**GOAL OF THE EXERCISE**
Return every record exactly as written.
# START OF MATERIALS PROVIDED
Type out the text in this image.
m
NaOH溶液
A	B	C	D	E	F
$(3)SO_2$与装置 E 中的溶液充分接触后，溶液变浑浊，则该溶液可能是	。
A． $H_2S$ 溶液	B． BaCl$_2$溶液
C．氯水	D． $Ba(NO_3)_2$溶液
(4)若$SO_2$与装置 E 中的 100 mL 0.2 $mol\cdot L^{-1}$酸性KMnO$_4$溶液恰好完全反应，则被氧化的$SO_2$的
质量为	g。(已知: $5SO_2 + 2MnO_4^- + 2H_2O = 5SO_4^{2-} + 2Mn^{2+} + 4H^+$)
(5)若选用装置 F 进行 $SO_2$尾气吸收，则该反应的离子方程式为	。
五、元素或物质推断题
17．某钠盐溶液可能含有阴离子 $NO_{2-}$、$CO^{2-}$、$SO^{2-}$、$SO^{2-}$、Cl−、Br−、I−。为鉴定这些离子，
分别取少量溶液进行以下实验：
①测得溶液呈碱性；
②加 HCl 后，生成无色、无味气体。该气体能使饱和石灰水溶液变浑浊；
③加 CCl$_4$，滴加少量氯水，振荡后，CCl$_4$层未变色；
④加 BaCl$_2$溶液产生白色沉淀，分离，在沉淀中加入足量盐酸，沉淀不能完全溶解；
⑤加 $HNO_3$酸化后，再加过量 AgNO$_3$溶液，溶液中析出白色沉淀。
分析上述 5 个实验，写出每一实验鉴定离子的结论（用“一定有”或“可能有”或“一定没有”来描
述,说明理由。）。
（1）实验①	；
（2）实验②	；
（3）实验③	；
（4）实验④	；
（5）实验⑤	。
# END OF MATERIALS PROVIDED
**RESULT**
Type out the text in this image.
m
NaOH溶液
A	B	C	D	E	F
$(3)SO_2$与装置 E 中的溶液充分接触后，溶液变浑浊，则该溶液可能是	。
A． $H_2S$ 溶液	B． BaCl$_2$溶液
C．氯水	D． $Ba(NO_3)_2$溶液
(4)若$SO_2$与装置 E 中的 100 mL 0.2 $mol\cdot L^{-1}$酸性KMnO$_4$溶液恰好完全反应，则被氧化的$SO_2$的
质量为	g。(已知: $5SO_2 + 2MnO_4^- + 2H_2O = 5SO_4^{2-} + 2Mn^{2+} + 4H^+$)
(5)若选用装置 F 进行 $SO_2$尾气吸收，则该反应的离子方程式为	。
五、元素或物质推断题
17．某钠盐溶液可能含有阴离子 $NO_{2-}$、$CO^{2-}$、$SO^{2-}$、$SO^{2-}$、Cl−、Br−、I−。为鉴定这些离子，
分别取少量溶液进行以下实验：
①测得溶液呈碱性；
②加 HCl 后，生成无色、无味气体。该气体能使饱和石灰水溶液变浑浊；
③加 CCl$_4$，滴加少量氯水，振荡后，CCl$_4$层未变色；
④加 BaCl$_2$溶液产生白色沉淀，分离，在沉淀中加入足量盐酸，沉淀不能完全溶解；
⑤加 $HNO_3$酸化后，再加过量 AgNO$_3$溶液，溶液中析出白色沉淀。
分析上述 5 个实验，写出每一实验鉴定离子的结论（用“一定有”或“可能有”或“一定没有”来描
述,说明理由。）。
（1）实验①	；
（2）实验②	；
（3）实验③	；
（4）实验④	；
（5）实验⑤	。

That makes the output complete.